- _Task requirements_:
Present the following data again exactly as it is shown.

- _Extracted records_:
>>
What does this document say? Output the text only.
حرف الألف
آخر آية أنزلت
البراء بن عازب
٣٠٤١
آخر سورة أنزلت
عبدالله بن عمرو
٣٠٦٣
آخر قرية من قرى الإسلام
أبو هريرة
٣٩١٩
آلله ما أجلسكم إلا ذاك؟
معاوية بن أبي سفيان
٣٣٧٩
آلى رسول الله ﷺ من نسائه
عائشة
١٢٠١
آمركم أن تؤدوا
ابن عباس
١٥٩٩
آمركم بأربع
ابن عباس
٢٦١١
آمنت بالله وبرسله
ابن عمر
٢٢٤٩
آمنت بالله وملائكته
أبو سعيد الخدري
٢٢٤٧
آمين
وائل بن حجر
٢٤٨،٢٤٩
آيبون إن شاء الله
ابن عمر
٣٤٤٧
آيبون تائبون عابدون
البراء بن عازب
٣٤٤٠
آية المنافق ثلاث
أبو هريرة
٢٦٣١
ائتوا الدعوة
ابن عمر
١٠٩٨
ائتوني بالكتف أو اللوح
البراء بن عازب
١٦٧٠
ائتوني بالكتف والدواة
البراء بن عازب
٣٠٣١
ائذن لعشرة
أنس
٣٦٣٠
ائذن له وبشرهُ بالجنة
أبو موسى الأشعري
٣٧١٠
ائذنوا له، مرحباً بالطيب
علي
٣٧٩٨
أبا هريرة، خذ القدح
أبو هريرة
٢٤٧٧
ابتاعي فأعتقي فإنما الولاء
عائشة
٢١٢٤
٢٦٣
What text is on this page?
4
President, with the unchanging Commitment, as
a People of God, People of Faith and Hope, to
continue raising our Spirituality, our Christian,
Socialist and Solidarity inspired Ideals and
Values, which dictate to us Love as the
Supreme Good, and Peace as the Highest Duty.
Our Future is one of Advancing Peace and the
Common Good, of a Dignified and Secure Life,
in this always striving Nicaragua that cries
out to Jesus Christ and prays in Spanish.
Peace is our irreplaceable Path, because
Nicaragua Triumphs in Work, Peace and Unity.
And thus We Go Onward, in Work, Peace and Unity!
<<
- _Task result_:
What does this document say? Output the text only.
حرف الألف
آخر آية أنزلت
البراء بن عازب
٣٠٤١
آخر سورة أنزلت
عبدالله بن عمرو
٣٠٦٣
آخر قرية من قرى الإسلام
أبو هريرة
٣٩١٩
آلله ما أجلسكم إلا ذاك؟
معاوية بن أبي سفيان
٣٣٧٩
آلى رسول الله ﷺ من نسائه
عائشة
١٢٠١
آمركم أن تؤدوا
ابن عباس
١٥٩٩
آمركم بأربع
ابن عباس
٢٦١١
آمنت بالله وبرسله
ابن عمر
٢٢٤٩
آمنت بالله وملائكته
أبو سعيد الخدري
٢٢٤٧
آمين
وائل بن حجر
٢٤٨،٢٤٩
آيبون إن شاء الله
ابن عمر
٣٤٤٧
آيبون تائبون عابدون
البراء بن عازب
٣٤٤٠
آية المنافق ثلاث
أبو هريرة
٢٦٣١
ائتوا الدعوة
ابن عمر
١٠٩٨
ائتوني بالكتف أو اللوح
البراء بن عازب
١٦٧٠
ائتوني بالكتف والدواة
البراء بن عازب
٣٠٣١
ائذن لعشرة
أنس
٣٦٣٠
ائذن له وبشرهُ بالجنة
أبو موسى الأشعري
٣٧١٠
ائذنوا له، مرحباً بالطيب
علي
٣٧٩٨
أبا هريرة، خذ القدح
أبو هريرة
٢٤٧٧
ابتاعي فأعتقي فإنما الولاء
عائشة
٢١٢٤
٢٦٣
What text is on this page?
4
President, with the unchanging Commitment, as
a People of God, People of Faith and Hope, to
continue raising our Spirituality, our Christian,
Socialist and Solidarity inspired Ideals and
Values, which dictate to us Love as the
Supreme Good, and Peace as the Highest Duty.
Our Future is one of Advancing Peace and the
Common Good, of a Dignified and Secure Life,
in this always striving Nicaragua that cries
out to Jesus Christ and prays in Spanish.
Peace is our irreplaceable Path, because
Nicaragua Triumphs in Work, Peace and Unity.
And thus We Go Onward, in Work, Peace and Unity!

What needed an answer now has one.